#### [Exercise materials]
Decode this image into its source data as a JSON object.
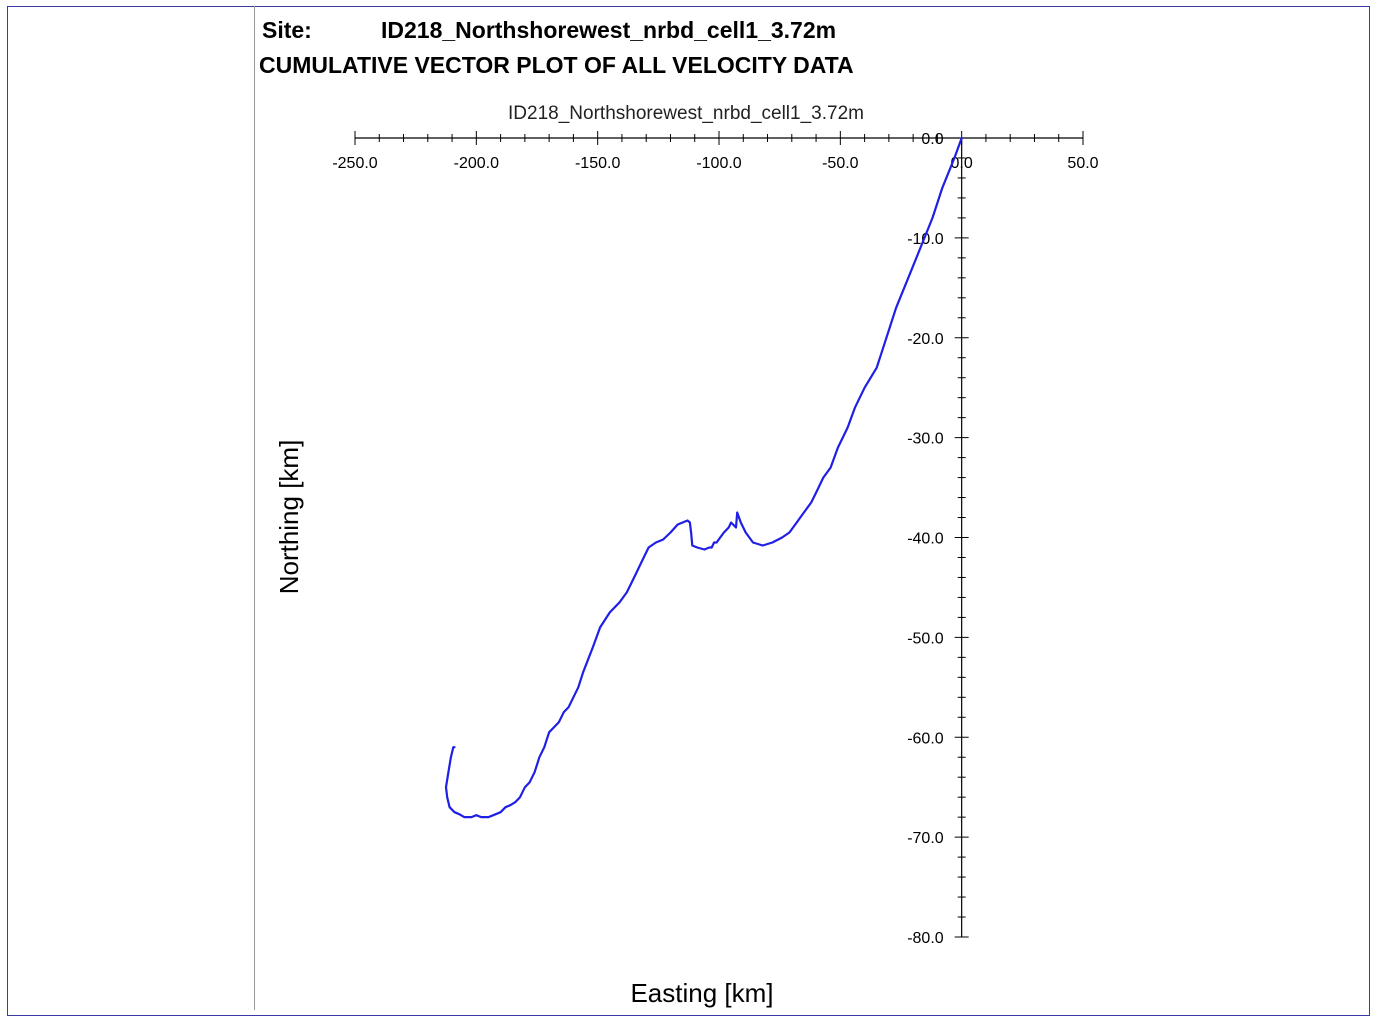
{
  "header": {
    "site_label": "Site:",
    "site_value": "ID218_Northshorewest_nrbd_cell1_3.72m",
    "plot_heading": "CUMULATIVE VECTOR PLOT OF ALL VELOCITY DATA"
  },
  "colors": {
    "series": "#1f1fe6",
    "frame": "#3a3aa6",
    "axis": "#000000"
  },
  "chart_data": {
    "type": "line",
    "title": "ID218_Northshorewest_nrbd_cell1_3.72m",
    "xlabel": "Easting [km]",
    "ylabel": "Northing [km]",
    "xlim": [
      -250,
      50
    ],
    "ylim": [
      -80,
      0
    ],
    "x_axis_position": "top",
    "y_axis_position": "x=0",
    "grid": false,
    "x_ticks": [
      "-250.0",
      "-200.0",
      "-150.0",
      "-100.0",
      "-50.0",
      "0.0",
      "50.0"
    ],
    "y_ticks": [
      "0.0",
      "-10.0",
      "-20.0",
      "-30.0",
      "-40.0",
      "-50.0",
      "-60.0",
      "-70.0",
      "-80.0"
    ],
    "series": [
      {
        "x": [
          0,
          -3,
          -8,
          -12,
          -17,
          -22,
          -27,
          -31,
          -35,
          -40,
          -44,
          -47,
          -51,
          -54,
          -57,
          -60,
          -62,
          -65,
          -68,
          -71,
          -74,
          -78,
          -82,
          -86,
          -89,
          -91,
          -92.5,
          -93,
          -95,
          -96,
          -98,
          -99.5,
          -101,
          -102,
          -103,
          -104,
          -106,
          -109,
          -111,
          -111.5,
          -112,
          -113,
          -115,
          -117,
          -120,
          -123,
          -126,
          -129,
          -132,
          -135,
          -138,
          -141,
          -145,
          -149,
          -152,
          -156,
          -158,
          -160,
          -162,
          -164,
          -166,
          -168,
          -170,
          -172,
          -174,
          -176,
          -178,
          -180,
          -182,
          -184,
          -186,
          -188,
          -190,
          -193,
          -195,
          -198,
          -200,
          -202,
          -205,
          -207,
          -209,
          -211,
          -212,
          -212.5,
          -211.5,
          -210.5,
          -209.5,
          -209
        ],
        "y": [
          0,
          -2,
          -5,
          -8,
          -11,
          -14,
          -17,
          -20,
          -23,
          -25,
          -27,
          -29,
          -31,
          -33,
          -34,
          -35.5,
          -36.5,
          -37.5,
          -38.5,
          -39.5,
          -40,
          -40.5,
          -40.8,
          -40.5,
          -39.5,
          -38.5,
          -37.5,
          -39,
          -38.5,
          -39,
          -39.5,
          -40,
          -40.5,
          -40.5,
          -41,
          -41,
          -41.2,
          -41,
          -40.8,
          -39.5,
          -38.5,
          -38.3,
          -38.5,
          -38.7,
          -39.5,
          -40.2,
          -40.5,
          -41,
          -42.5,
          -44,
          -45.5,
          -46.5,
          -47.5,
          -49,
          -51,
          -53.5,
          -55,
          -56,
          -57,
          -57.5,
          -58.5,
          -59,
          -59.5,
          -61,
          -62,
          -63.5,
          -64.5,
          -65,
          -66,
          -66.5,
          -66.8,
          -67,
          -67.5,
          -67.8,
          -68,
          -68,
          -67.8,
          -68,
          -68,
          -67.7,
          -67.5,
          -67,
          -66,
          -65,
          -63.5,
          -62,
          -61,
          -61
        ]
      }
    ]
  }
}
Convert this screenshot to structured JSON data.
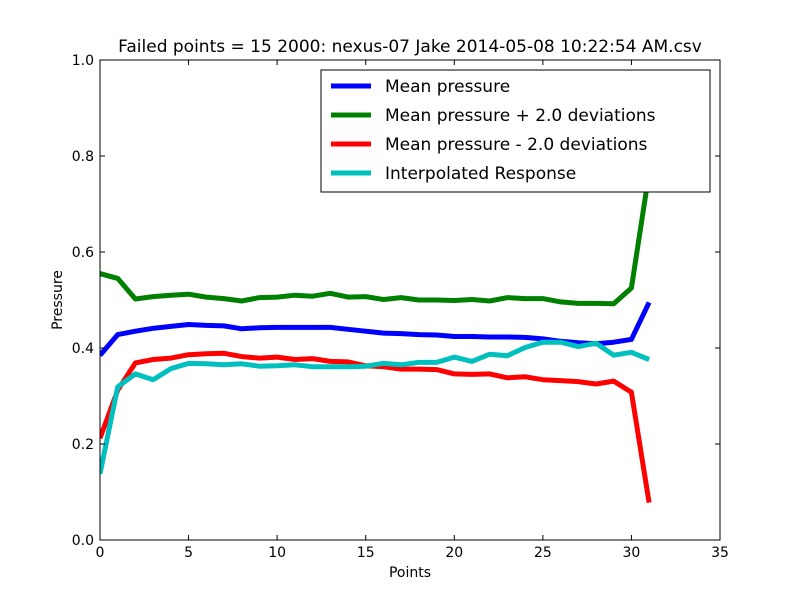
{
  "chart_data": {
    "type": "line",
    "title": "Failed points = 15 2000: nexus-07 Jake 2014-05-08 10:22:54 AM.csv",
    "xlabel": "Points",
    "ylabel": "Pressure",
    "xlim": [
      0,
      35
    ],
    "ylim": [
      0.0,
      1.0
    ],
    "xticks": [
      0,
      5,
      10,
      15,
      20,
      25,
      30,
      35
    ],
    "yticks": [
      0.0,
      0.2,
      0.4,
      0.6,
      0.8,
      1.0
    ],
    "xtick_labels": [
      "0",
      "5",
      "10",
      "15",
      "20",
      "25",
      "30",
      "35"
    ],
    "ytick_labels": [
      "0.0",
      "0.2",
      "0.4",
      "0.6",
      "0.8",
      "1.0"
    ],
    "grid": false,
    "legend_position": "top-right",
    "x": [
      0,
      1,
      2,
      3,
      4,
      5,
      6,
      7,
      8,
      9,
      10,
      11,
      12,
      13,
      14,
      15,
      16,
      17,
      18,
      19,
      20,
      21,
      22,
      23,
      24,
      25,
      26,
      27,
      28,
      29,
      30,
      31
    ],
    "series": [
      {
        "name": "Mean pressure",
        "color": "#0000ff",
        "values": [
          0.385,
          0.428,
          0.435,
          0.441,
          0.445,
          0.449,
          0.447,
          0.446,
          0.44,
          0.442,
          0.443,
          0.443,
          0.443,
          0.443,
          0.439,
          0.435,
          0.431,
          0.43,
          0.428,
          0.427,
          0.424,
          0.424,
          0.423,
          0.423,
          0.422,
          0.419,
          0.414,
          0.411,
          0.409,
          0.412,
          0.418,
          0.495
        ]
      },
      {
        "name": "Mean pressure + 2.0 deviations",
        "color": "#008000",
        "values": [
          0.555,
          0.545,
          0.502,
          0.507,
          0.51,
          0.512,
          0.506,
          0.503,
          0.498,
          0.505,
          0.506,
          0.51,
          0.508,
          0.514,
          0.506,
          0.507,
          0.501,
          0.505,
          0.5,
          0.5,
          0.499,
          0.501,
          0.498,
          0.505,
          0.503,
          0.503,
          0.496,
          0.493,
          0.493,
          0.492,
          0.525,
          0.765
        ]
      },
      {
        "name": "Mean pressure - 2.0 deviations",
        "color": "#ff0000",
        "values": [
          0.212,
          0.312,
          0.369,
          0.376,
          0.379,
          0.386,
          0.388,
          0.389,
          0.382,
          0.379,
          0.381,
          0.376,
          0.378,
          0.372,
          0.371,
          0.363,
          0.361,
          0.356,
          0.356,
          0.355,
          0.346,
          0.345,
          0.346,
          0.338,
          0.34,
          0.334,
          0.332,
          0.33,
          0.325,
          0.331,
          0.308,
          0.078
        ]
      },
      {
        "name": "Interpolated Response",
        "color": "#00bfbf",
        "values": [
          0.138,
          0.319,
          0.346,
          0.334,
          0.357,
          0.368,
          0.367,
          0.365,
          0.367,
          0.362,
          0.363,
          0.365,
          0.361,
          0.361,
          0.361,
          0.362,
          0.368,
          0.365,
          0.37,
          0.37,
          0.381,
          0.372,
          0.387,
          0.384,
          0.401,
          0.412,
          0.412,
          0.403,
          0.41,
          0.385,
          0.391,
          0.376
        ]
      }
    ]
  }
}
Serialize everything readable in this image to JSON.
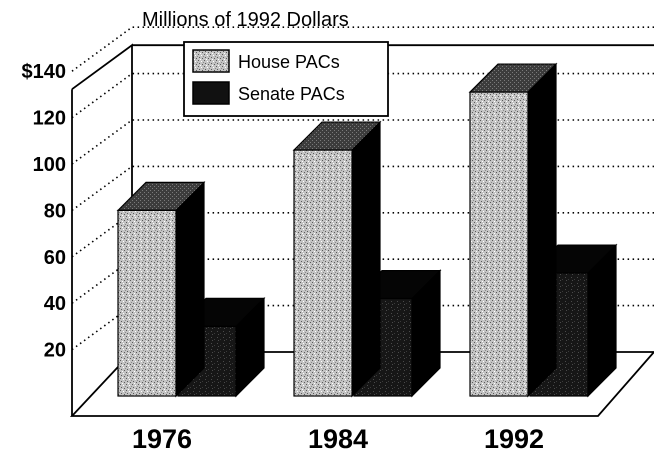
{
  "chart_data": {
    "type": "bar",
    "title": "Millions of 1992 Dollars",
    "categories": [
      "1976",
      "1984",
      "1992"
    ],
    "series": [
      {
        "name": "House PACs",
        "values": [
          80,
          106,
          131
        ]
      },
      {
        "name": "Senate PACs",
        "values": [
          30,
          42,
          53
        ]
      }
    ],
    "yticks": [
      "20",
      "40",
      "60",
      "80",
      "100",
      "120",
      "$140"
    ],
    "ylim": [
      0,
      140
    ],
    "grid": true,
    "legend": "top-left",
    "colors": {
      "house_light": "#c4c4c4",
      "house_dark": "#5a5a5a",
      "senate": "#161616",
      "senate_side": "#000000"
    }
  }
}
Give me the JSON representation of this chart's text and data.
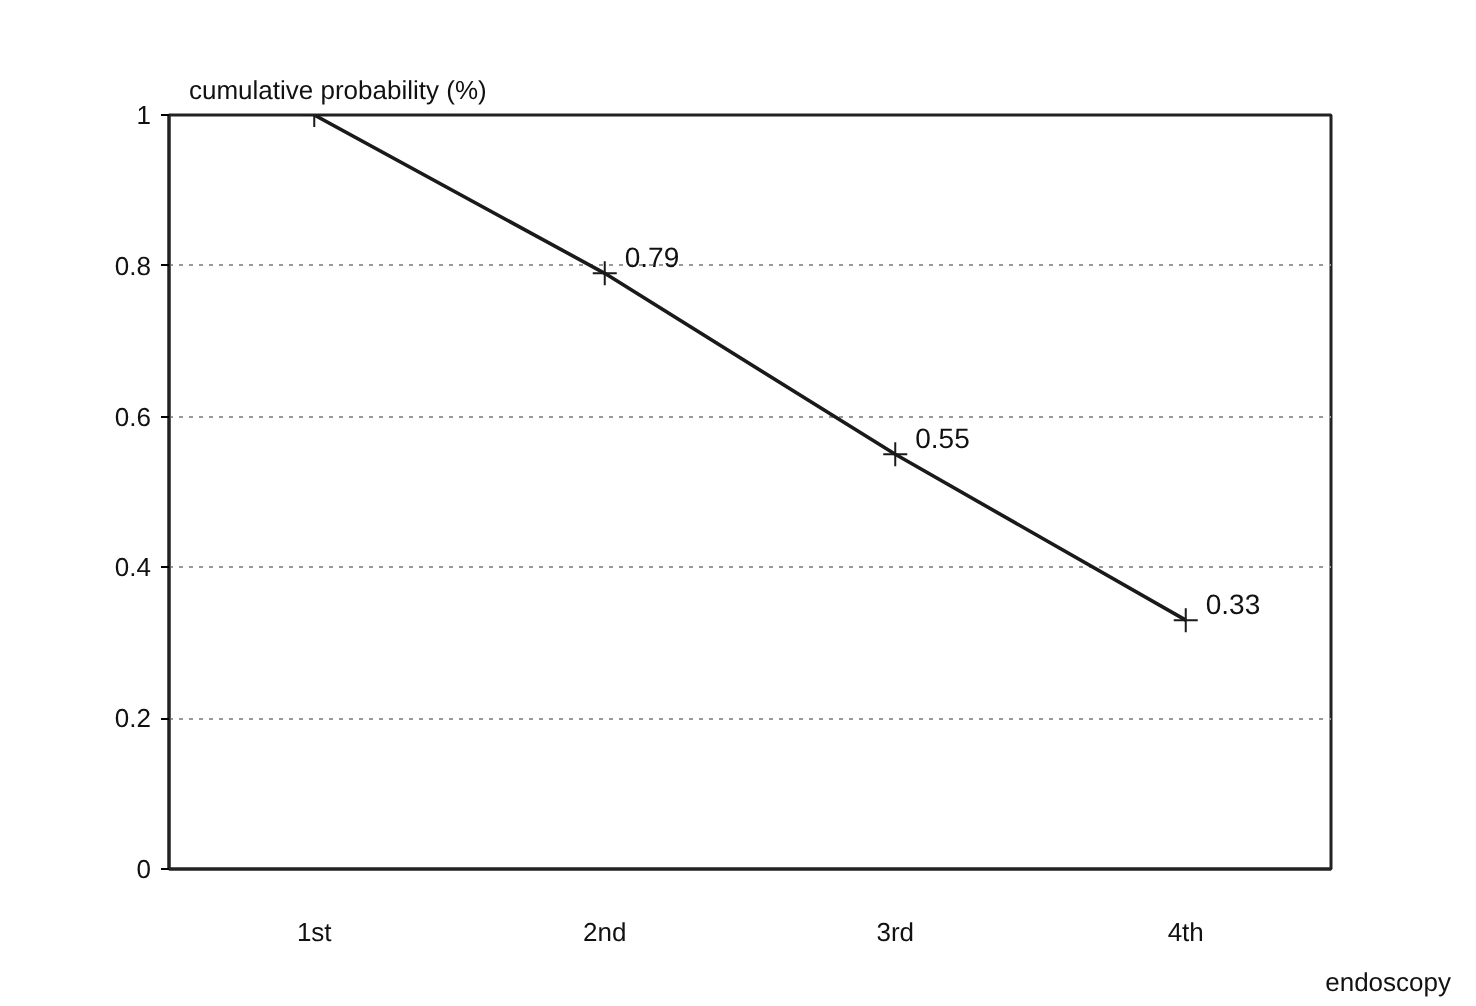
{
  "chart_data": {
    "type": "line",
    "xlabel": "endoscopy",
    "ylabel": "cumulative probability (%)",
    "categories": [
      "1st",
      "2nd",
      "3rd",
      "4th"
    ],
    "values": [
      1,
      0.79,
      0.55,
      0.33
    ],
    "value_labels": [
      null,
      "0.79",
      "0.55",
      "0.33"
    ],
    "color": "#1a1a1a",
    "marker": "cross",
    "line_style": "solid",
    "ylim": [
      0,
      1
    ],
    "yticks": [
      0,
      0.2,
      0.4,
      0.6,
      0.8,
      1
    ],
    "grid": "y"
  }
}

#### [Problem details]
Find out how many lines in the listing contain the string "JSON". Give the number alone.

#### [Full response]
4